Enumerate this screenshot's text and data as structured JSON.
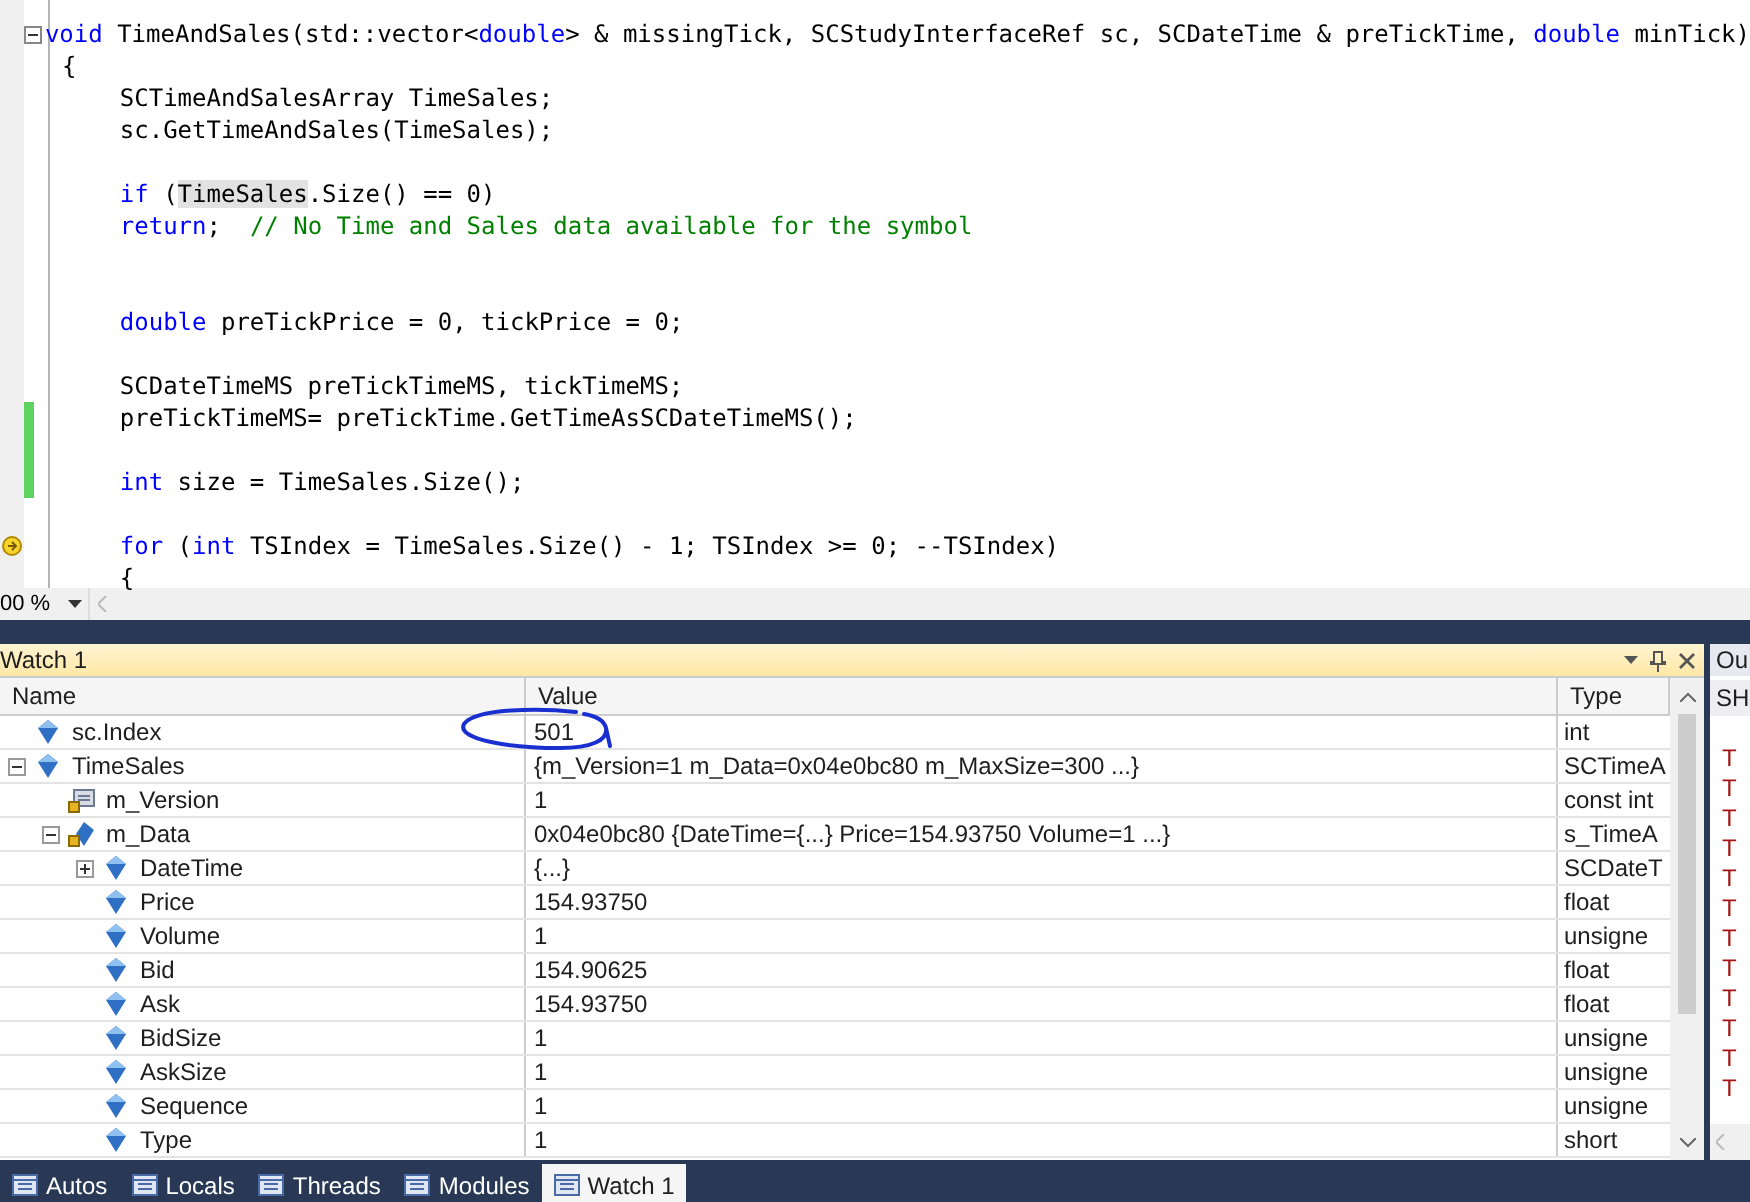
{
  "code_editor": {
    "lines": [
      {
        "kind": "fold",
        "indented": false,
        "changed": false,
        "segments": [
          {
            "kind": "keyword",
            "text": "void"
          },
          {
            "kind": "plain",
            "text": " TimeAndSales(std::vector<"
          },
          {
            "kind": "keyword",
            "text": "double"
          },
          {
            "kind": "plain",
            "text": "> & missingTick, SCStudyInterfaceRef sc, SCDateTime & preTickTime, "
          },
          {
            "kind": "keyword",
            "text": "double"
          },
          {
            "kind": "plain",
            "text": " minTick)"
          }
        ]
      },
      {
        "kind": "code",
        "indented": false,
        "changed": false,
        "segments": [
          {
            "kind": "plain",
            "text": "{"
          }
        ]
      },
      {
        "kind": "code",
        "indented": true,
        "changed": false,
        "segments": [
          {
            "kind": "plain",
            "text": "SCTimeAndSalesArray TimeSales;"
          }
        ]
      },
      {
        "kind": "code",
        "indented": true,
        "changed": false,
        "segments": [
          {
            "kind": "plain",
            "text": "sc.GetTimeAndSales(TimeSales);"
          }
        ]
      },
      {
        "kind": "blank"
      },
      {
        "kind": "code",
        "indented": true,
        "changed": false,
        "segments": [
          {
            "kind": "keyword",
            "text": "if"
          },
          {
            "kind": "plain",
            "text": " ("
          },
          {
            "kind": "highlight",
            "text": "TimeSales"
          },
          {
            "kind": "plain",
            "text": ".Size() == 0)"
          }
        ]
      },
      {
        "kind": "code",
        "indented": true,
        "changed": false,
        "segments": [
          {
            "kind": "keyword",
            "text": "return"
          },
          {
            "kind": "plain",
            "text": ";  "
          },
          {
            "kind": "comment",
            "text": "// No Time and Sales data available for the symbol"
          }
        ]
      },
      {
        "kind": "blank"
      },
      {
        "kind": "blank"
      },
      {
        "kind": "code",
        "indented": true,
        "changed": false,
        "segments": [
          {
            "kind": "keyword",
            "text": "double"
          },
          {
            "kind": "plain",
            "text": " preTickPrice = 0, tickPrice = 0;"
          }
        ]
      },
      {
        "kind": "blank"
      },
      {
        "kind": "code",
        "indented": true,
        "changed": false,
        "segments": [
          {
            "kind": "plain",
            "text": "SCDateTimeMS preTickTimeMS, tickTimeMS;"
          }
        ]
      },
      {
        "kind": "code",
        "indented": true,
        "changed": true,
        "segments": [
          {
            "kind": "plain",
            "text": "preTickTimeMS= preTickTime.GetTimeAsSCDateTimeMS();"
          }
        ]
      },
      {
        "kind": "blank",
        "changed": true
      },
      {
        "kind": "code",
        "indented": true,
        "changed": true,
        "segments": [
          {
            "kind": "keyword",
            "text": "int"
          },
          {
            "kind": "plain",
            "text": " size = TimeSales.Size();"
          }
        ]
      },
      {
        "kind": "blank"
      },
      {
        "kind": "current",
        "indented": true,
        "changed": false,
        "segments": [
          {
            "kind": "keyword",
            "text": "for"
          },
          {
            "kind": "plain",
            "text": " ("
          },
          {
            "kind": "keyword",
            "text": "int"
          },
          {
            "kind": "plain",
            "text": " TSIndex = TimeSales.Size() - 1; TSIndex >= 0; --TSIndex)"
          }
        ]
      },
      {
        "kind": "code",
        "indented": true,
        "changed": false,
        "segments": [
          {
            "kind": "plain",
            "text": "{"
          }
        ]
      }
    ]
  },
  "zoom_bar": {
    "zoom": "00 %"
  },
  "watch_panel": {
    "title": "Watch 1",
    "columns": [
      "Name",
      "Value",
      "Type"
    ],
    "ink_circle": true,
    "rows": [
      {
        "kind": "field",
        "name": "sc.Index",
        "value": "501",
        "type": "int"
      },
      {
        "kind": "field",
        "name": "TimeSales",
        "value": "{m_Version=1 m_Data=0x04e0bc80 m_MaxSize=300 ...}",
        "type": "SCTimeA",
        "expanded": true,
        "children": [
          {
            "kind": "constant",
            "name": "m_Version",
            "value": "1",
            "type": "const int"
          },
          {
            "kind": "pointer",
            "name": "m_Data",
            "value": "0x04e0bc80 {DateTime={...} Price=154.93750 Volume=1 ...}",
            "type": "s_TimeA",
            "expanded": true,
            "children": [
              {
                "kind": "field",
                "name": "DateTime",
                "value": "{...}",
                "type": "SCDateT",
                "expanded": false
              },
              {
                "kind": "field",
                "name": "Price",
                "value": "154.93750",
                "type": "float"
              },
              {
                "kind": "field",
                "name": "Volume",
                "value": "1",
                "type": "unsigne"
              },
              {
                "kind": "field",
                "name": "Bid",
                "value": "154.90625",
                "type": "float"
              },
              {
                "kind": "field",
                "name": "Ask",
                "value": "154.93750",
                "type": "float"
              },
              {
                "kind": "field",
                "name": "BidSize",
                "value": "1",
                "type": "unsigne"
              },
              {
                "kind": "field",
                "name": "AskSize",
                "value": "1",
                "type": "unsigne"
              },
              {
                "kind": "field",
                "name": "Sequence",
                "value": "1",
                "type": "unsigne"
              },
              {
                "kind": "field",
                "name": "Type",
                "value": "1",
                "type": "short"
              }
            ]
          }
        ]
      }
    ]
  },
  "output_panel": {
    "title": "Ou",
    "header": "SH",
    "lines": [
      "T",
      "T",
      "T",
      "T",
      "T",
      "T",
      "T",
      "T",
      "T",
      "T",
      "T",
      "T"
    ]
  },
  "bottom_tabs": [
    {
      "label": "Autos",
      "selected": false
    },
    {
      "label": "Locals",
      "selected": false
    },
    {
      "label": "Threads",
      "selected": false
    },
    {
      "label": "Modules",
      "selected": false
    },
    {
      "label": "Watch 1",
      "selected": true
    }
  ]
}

::::::

Written task>
Quote the material exactly. Pictures stay out.

The output>
Enumerate this screenshot's text and data as structured JSON.
{
  "code_editor": {
    "lines": [
      {
        "kind": "fold",
        "indented": false,
        "changed": false,
        "segments": [
          {
            "kind": "keyword",
            "text": "void"
          },
          {
            "kind": "plain",
            "text": " TimeAndSales(std::vector<"
          },
          {
            "kind": "keyword",
            "text": "double"
          },
          {
            "kind": "plain",
            "text": "> & missingTick, SCStudyInterfaceRef sc, SCDateTime & preTickTime, "
          },
          {
            "kind": "keyword",
            "text": "double"
          },
          {
            "kind": "plain",
            "text": " minTick)"
          }
        ]
      },
      {
        "kind": "code",
        "indented": false,
        "changed": false,
        "segments": [
          {
            "kind": "plain",
            "text": "{"
          }
        ]
      },
      {
        "kind": "code",
        "indented": true,
        "changed": false,
        "segments": [
          {
            "kind": "plain",
            "text": "SCTimeAndSalesArray TimeSales;"
          }
        ]
      },
      {
        "kind": "code",
        "indented": true,
        "changed": false,
        "segments": [
          {
            "kind": "plain",
            "text": "sc.GetTimeAndSales(TimeSales);"
          }
        ]
      },
      {
        "kind": "blank"
      },
      {
        "kind": "code",
        "indented": true,
        "changed": false,
        "segments": [
          {
            "kind": "keyword",
            "text": "if"
          },
          {
            "kind": "plain",
            "text": " ("
          },
          {
            "kind": "highlight",
            "text": "TimeSales"
          },
          {
            "kind": "plain",
            "text": ".Size() == 0)"
          }
        ]
      },
      {
        "kind": "code",
        "indented": true,
        "changed": false,
        "segments": [
          {
            "kind": "keyword",
            "text": "return"
          },
          {
            "kind": "plain",
            "text": ";  "
          },
          {
            "kind": "comment",
            "text": "// No Time and Sales data available for the symbol"
          }
        ]
      },
      {
        "kind": "blank"
      },
      {
        "kind": "blank"
      },
      {
        "kind": "code",
        "indented": true,
        "changed": false,
        "segments": [
          {
            "kind": "keyword",
            "text": "double"
          },
          {
            "kind": "plain",
            "text": " preTickPrice = 0, tickPrice = 0;"
          }
        ]
      },
      {
        "kind": "blank"
      },
      {
        "kind": "code",
        "indented": true,
        "changed": false,
        "segments": [
          {
            "kind": "plain",
            "text": "SCDateTimeMS preTickTimeMS, tickTimeMS;"
          }
        ]
      },
      {
        "kind": "code",
        "indented": true,
        "changed": true,
        "segments": [
          {
            "kind": "plain",
            "text": "preTickTimeMS= preTickTime.GetTimeAsSCDateTimeMS();"
          }
        ]
      },
      {
        "kind": "blank",
        "changed": true
      },
      {
        "kind": "code",
        "indented": true,
        "changed": true,
        "segments": [
          {
            "kind": "keyword",
            "text": "int"
          },
          {
            "kind": "plain",
            "text": " size = TimeSales.Size();"
          }
        ]
      },
      {
        "kind": "blank"
      },
      {
        "kind": "current",
        "indented": true,
        "changed": false,
        "segments": [
          {
            "kind": "keyword",
            "text": "for"
          },
          {
            "kind": "plain",
            "text": " ("
          },
          {
            "kind": "keyword",
            "text": "int"
          },
          {
            "kind": "plain",
            "text": " TSIndex = TimeSales.Size() - 1; TSIndex >= 0; --TSIndex)"
          }
        ]
      },
      {
        "kind": "code",
        "indented": true,
        "changed": false,
        "segments": [
          {
            "kind": "plain",
            "text": "{"
          }
        ]
      }
    ]
  },
  "zoom_bar": {
    "zoom": "00 %"
  },
  "watch_panel": {
    "title": "Watch 1",
    "columns": [
      "Name",
      "Value",
      "Type"
    ],
    "ink_circle": true,
    "rows": [
      {
        "kind": "field",
        "name": "sc.Index",
        "value": "501",
        "type": "int"
      },
      {
        "kind": "field",
        "name": "TimeSales",
        "value": "{m_Version=1 m_Data=0x04e0bc80 m_MaxSize=300 ...}",
        "type": "SCTimeA",
        "expanded": true,
        "children": [
          {
            "kind": "constant",
            "name": "m_Version",
            "value": "1",
            "type": "const int"
          },
          {
            "kind": "pointer",
            "name": "m_Data",
            "value": "0x04e0bc80 {DateTime={...} Price=154.93750 Volume=1 ...}",
            "type": "s_TimeA",
            "expanded": true,
            "children": [
              {
                "kind": "field",
                "name": "DateTime",
                "value": "{...}",
                "type": "SCDateT",
                "expanded": false
              },
              {
                "kind": "field",
                "name": "Price",
                "value": "154.93750",
                "type": "float"
              },
              {
                "kind": "field",
                "name": "Volume",
                "value": "1",
                "type": "unsigne"
              },
              {
                "kind": "field",
                "name": "Bid",
                "value": "154.90625",
                "type": "float"
              },
              {
                "kind": "field",
                "name": "Ask",
                "value": "154.93750",
                "type": "float"
              },
              {
                "kind": "field",
                "name": "BidSize",
                "value": "1",
                "type": "unsigne"
              },
              {
                "kind": "field",
                "name": "AskSize",
                "value": "1",
                "type": "unsigne"
              },
              {
                "kind": "field",
                "name": "Sequence",
                "value": "1",
                "type": "unsigne"
              },
              {
                "kind": "field",
                "name": "Type",
                "value": "1",
                "type": "short"
              }
            ]
          }
        ]
      }
    ]
  },
  "output_panel": {
    "title": "Ou",
    "header": "SH",
    "lines": [
      "T",
      "T",
      "T",
      "T",
      "T",
      "T",
      "T",
      "T",
      "T",
      "T",
      "T",
      "T"
    ]
  },
  "bottom_tabs": [
    {
      "label": "Autos",
      "selected": false
    },
    {
      "label": "Locals",
      "selected": false
    },
    {
      "label": "Threads",
      "selected": false
    },
    {
      "label": "Modules",
      "selected": false
    },
    {
      "label": "Watch 1",
      "selected": true
    }
  ]
}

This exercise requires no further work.